Dataset entries on figures:
___
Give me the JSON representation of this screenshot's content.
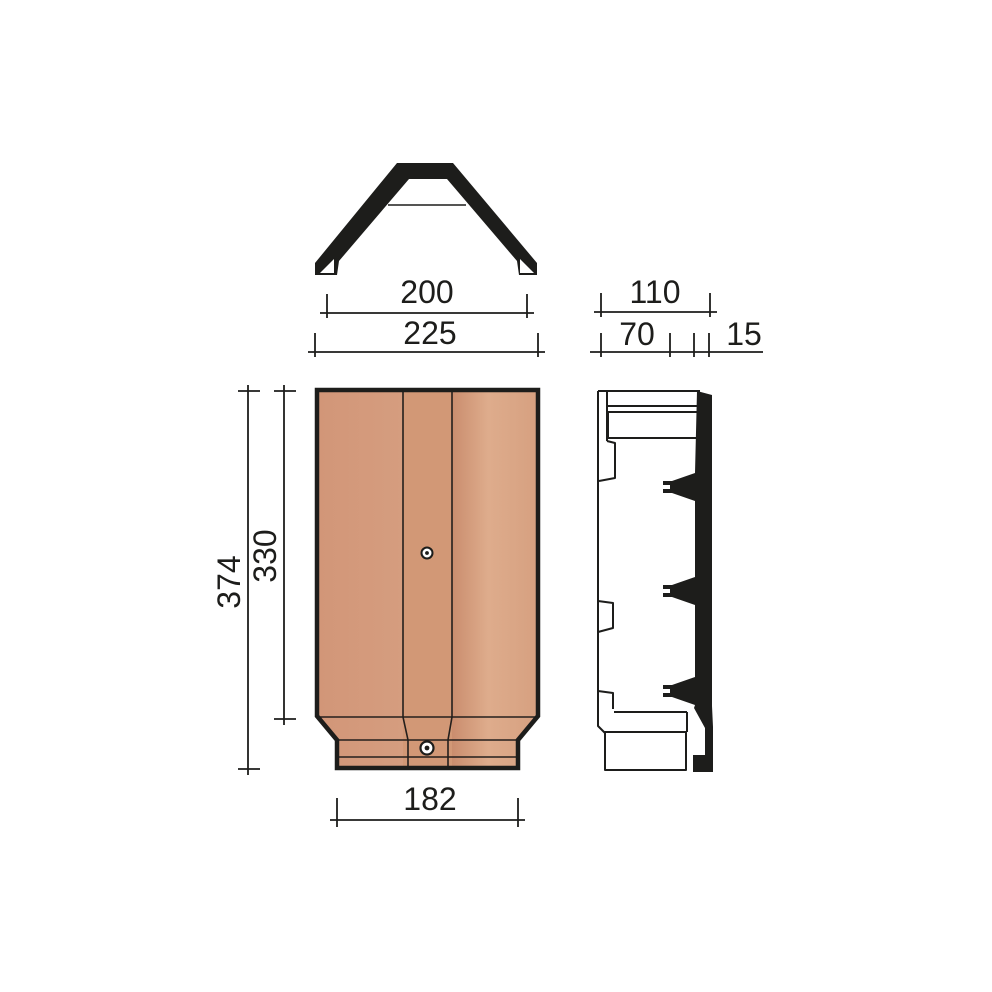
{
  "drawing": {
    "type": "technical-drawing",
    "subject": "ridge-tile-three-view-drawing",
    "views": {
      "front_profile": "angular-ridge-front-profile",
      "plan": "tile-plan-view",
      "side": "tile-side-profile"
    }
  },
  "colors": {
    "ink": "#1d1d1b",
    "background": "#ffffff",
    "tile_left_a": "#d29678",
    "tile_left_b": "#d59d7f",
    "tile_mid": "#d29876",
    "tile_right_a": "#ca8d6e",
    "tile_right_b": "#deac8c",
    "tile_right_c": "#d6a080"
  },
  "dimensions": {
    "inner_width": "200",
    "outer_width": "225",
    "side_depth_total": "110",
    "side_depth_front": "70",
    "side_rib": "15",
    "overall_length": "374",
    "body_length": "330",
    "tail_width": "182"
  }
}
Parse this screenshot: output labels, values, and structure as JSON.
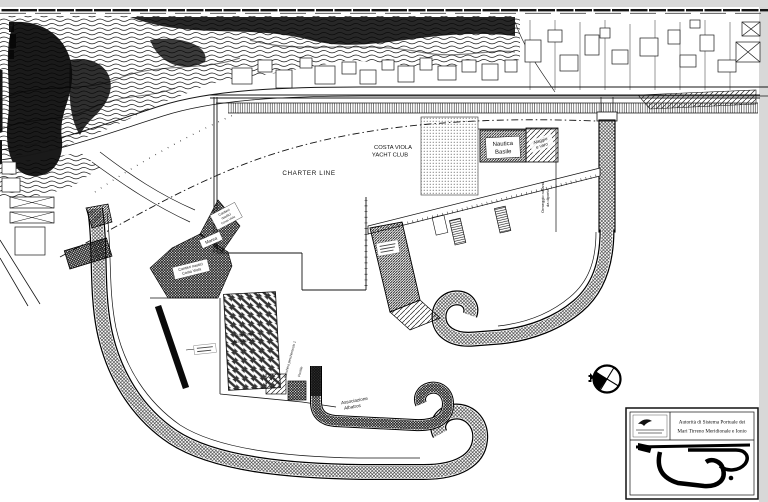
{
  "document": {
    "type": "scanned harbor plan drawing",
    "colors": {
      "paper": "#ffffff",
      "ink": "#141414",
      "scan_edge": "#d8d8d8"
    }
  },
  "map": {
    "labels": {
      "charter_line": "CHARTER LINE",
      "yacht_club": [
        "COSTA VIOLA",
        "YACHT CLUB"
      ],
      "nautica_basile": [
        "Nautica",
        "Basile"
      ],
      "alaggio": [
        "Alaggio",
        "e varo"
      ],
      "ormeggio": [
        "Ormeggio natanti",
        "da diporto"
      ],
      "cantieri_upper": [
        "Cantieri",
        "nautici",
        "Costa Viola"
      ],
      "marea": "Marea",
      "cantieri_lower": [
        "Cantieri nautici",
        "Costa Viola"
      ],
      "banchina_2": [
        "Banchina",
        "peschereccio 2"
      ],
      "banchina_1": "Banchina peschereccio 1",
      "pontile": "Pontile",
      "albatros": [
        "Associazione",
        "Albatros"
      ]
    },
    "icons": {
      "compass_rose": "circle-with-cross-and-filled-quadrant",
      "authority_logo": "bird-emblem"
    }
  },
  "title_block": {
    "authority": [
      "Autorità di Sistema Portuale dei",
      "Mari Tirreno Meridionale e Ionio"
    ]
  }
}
___
* Written instruction: Track down the lines that include the word "plan" and copy them.

* Reply to the exercise:
      "plan": "tile-plan-view",
    "type": "scanned harbor plan drawing",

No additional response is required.